### Task to complete
Copy every line of the listing that holds the string "Seeker".

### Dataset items
+ + + + +

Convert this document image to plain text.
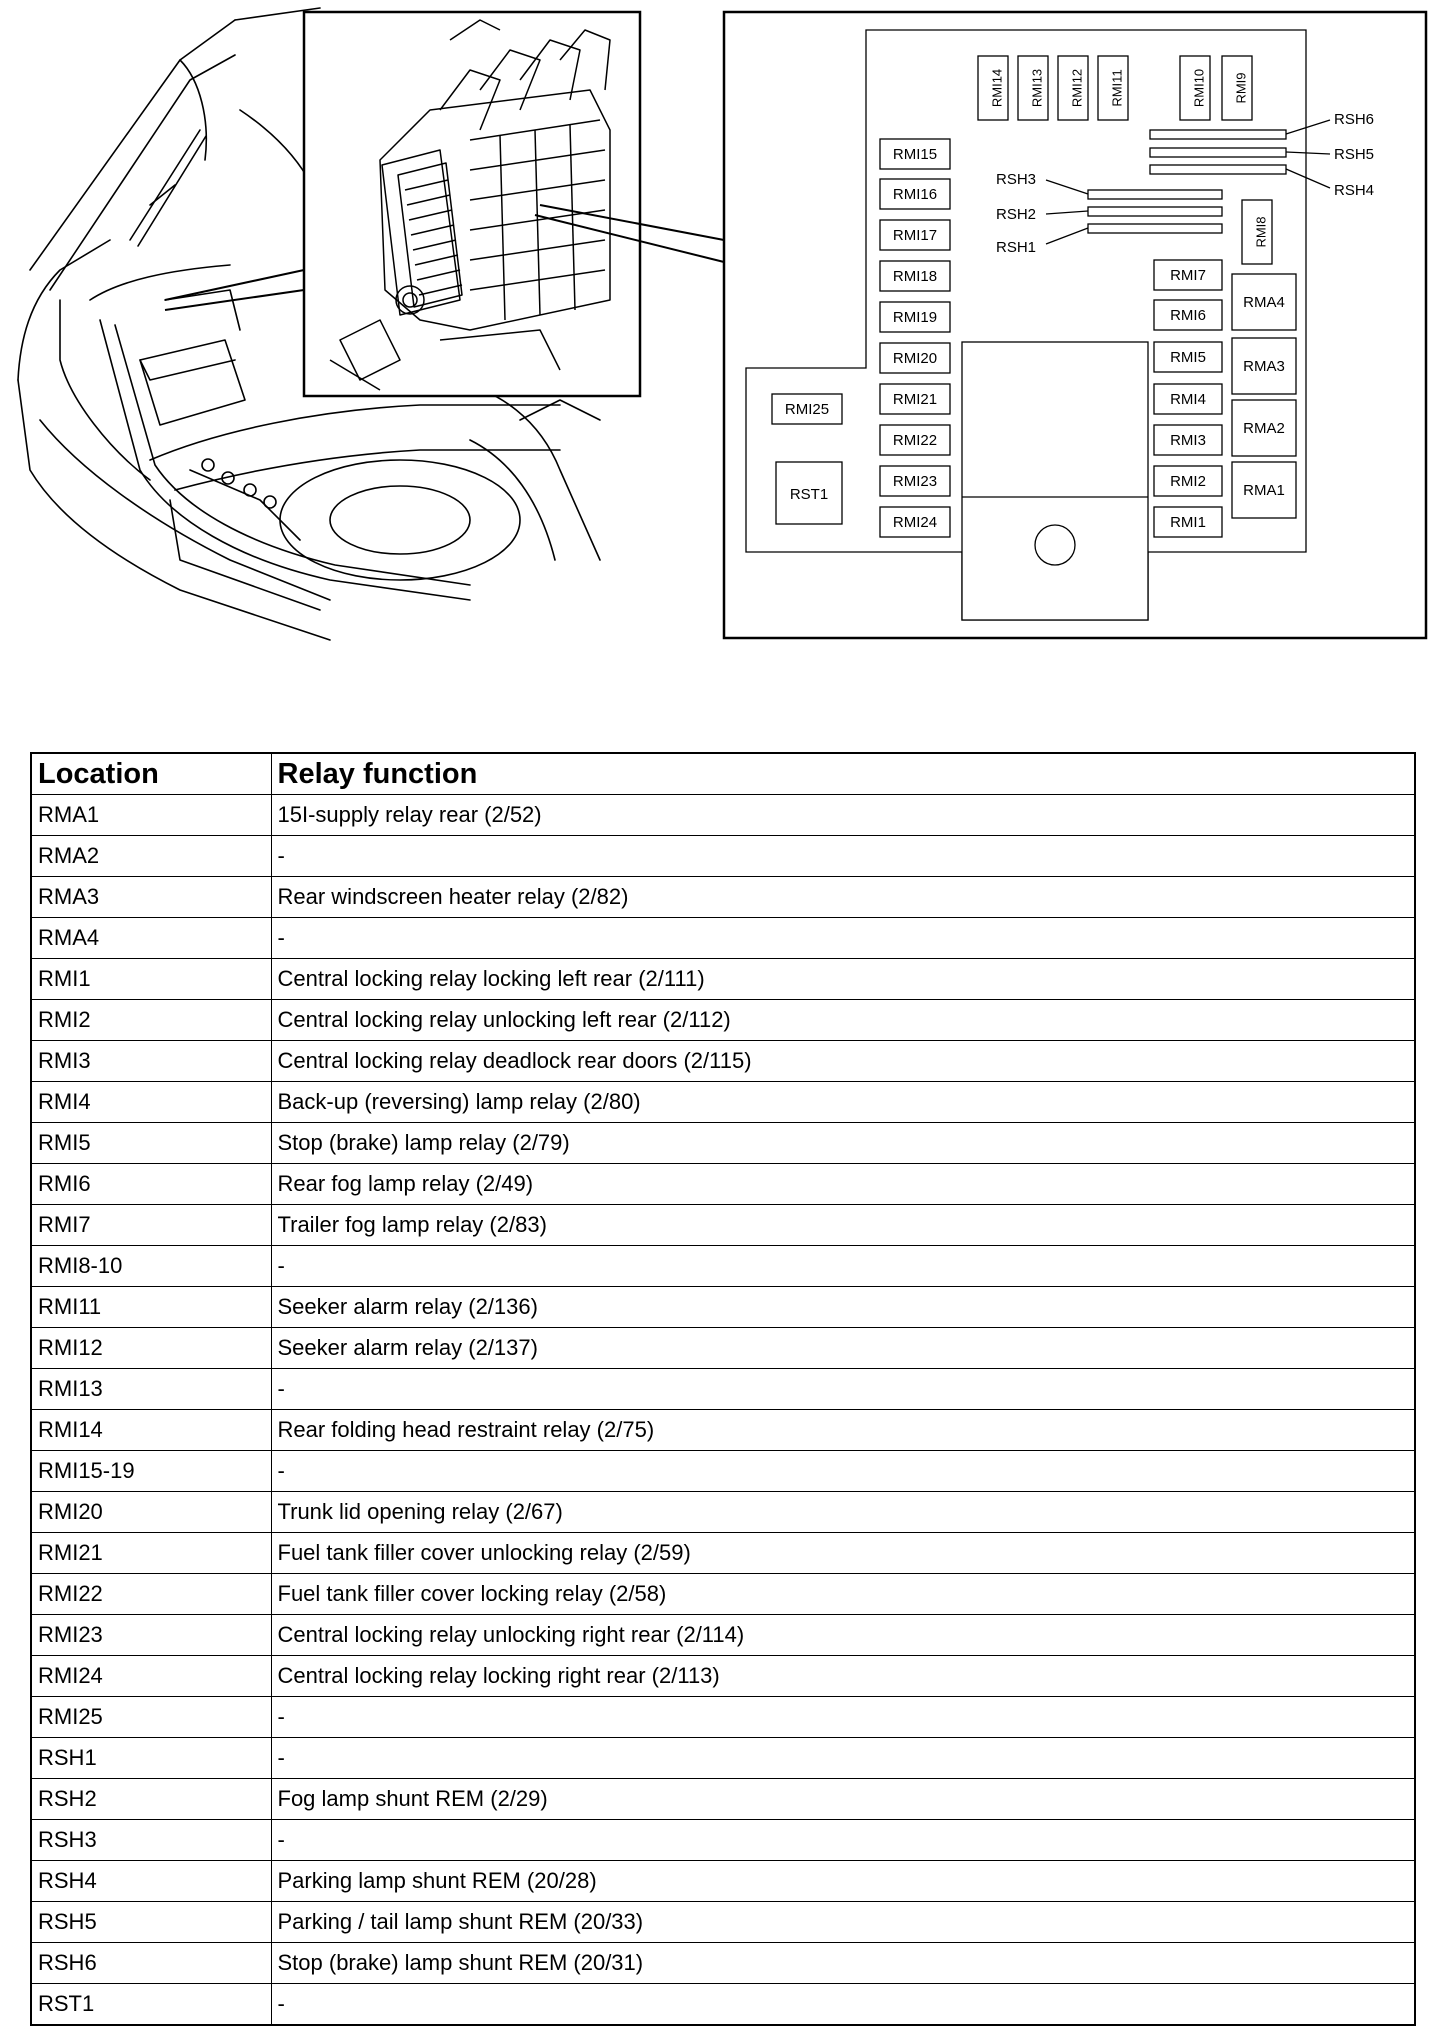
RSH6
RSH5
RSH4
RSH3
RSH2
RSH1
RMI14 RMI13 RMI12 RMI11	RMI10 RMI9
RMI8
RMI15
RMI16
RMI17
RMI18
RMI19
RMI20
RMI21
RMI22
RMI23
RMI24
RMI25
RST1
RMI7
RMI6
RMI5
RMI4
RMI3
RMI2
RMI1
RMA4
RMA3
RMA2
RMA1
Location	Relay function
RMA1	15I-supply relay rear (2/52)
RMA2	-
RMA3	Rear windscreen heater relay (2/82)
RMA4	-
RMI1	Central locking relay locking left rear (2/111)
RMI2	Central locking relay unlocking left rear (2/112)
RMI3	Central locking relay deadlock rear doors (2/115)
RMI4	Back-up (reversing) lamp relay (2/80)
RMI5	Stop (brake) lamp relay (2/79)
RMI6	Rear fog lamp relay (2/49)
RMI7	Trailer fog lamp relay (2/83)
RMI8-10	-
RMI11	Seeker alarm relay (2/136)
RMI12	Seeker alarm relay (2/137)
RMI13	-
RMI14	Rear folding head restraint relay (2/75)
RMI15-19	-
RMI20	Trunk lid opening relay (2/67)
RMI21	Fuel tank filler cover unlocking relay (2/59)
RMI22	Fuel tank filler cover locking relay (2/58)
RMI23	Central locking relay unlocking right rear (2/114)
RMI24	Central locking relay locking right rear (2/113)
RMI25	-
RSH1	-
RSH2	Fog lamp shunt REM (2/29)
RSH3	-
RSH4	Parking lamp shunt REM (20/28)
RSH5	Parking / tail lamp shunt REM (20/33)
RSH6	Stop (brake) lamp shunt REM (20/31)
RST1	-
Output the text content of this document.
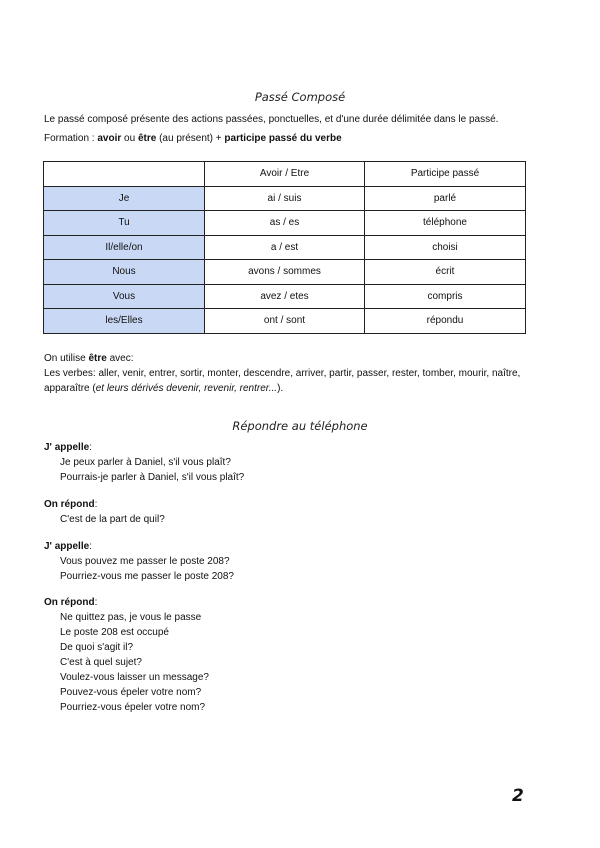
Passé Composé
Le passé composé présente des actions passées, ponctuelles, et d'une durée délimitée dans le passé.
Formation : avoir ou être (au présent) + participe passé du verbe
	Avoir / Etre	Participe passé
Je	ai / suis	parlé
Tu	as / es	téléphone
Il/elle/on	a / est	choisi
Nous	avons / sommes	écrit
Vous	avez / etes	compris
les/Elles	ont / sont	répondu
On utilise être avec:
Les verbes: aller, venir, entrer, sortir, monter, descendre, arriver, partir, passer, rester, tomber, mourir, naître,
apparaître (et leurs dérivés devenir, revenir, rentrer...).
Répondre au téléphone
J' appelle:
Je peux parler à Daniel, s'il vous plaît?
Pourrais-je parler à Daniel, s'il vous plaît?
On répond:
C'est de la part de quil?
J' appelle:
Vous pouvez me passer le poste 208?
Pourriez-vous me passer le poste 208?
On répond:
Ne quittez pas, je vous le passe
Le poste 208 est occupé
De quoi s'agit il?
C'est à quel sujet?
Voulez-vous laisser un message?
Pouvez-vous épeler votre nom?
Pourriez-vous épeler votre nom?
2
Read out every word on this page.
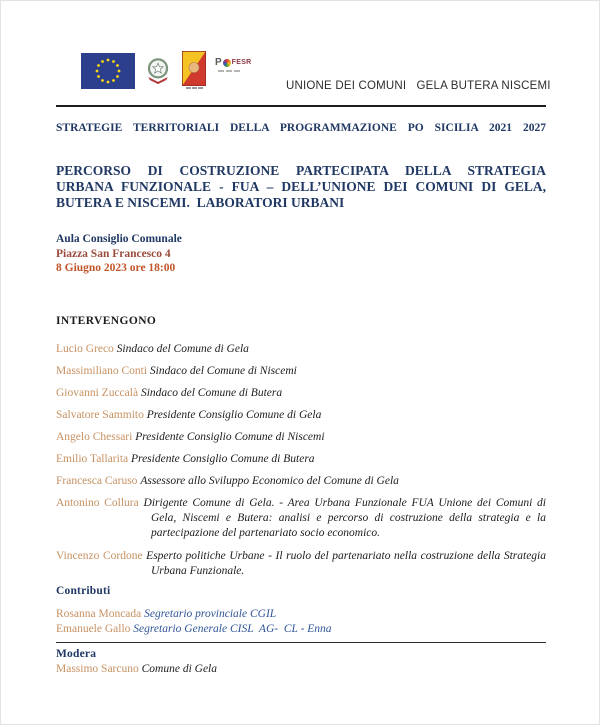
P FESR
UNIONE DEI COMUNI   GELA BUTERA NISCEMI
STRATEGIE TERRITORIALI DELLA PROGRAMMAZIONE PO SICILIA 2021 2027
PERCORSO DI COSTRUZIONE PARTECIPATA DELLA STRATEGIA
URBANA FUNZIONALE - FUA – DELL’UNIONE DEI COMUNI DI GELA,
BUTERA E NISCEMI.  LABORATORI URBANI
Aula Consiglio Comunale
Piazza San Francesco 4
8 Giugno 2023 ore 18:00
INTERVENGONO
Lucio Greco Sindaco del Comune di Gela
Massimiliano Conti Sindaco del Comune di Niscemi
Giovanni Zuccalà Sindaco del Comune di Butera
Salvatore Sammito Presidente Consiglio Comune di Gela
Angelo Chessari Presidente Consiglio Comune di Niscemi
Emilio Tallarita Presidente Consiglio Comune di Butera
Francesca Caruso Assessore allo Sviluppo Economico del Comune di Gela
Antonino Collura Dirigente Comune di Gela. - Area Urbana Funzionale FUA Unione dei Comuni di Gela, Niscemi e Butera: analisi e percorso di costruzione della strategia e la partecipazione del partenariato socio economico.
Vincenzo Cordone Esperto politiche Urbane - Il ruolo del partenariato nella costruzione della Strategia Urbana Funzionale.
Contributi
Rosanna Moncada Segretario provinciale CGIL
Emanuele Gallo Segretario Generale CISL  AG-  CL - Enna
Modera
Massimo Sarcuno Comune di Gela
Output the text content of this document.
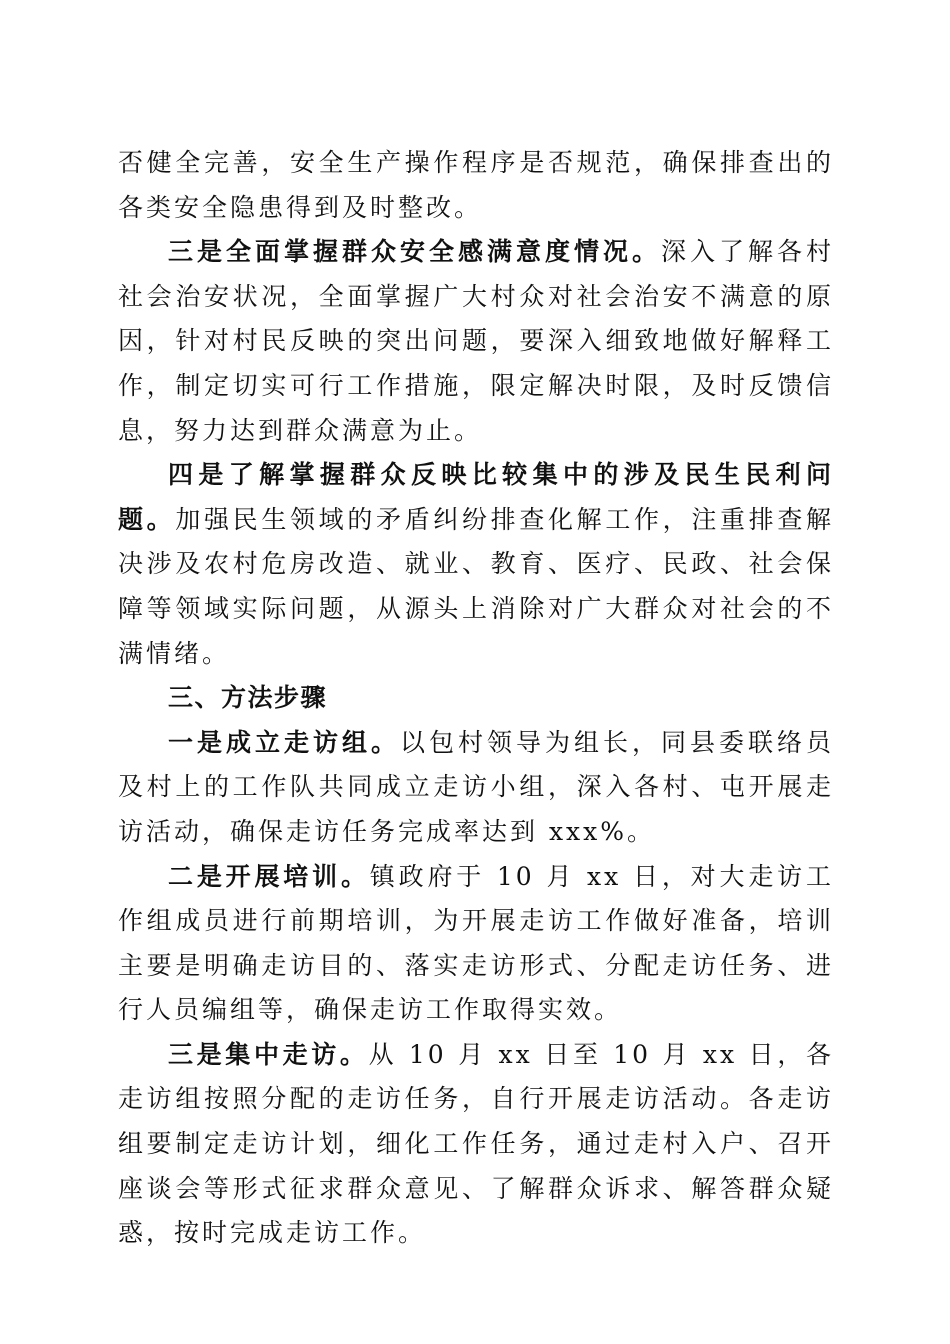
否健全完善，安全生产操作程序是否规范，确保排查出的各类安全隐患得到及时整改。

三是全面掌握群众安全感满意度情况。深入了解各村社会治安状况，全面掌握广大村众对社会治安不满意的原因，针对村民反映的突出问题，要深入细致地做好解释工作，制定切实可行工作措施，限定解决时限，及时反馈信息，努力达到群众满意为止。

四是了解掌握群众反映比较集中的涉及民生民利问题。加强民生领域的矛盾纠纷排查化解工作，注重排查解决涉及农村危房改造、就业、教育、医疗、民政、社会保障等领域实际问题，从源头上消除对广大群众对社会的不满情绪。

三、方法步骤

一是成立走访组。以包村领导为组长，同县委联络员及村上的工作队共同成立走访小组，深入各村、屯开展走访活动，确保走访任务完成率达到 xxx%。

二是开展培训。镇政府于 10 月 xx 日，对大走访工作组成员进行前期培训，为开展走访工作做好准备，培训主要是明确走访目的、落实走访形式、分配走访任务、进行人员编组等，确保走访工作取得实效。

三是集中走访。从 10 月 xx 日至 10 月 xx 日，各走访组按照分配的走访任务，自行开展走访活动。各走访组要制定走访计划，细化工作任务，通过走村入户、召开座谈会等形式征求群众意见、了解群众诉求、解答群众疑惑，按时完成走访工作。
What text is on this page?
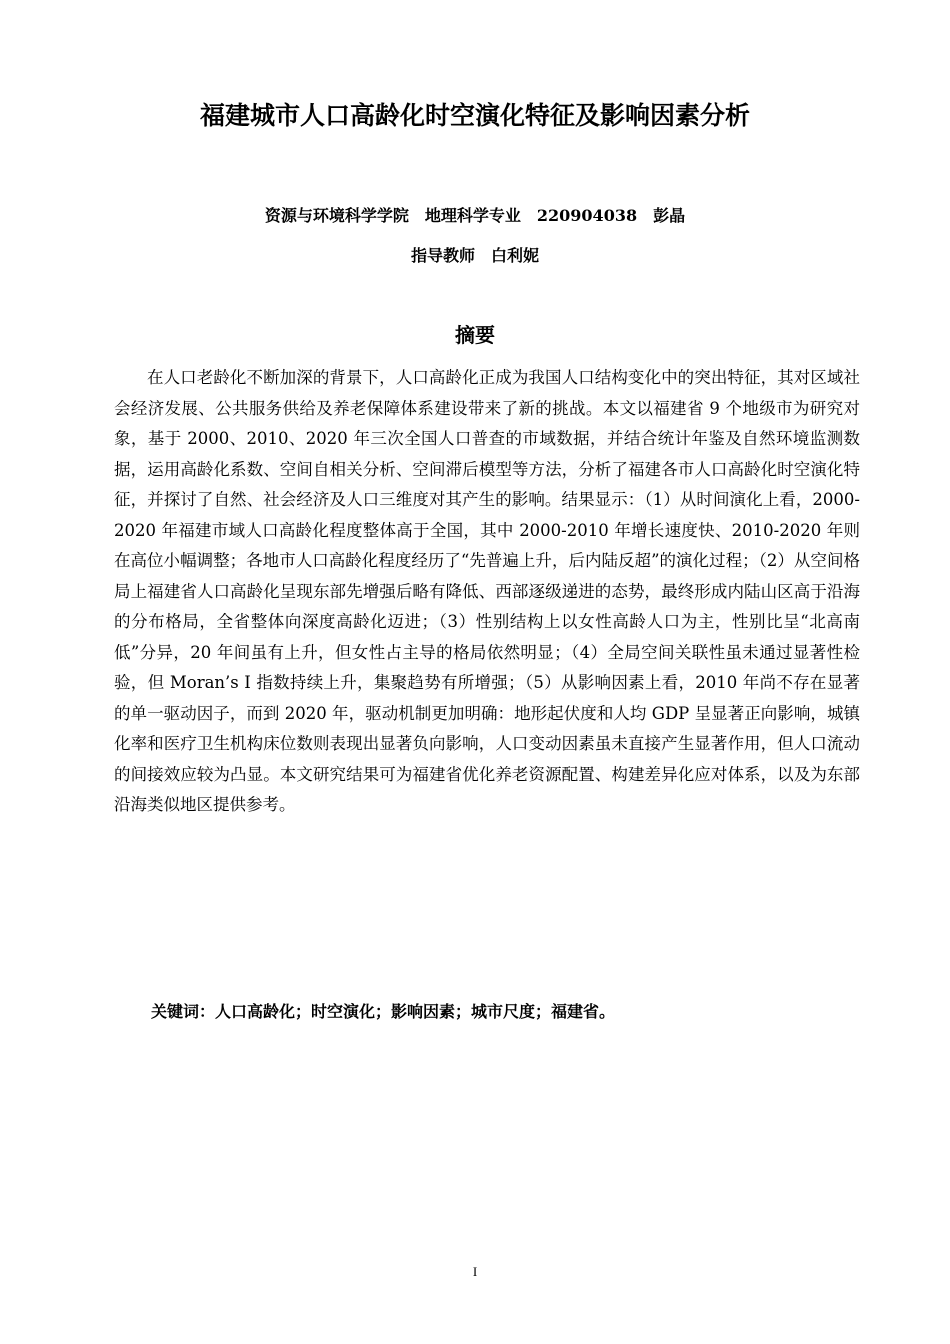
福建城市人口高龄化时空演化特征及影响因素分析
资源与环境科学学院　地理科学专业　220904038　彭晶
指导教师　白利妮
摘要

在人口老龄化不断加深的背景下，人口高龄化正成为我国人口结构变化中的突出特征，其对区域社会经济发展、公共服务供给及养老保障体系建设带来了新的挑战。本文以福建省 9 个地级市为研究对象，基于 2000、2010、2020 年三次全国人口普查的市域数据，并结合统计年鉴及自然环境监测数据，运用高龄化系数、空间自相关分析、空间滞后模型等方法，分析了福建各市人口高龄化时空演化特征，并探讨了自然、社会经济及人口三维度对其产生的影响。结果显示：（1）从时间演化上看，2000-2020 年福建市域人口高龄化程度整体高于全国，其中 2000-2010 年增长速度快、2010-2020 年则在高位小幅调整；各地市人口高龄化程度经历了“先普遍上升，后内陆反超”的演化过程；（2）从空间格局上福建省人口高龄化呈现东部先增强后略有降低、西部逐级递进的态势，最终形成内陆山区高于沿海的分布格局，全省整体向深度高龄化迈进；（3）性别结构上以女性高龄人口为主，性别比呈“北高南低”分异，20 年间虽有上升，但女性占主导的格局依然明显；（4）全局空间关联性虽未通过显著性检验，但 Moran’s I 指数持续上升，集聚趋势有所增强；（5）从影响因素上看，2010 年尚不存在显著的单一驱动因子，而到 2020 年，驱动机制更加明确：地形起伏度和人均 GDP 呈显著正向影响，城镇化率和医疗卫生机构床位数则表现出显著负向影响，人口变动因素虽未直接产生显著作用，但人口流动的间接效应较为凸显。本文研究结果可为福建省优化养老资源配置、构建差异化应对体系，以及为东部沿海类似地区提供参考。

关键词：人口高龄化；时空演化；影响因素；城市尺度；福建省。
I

+ + + + +

### Reply to the exercise
RMI11	Seeker alarm relay (2/136)
RMI12	Seeker alarm relay (2/137)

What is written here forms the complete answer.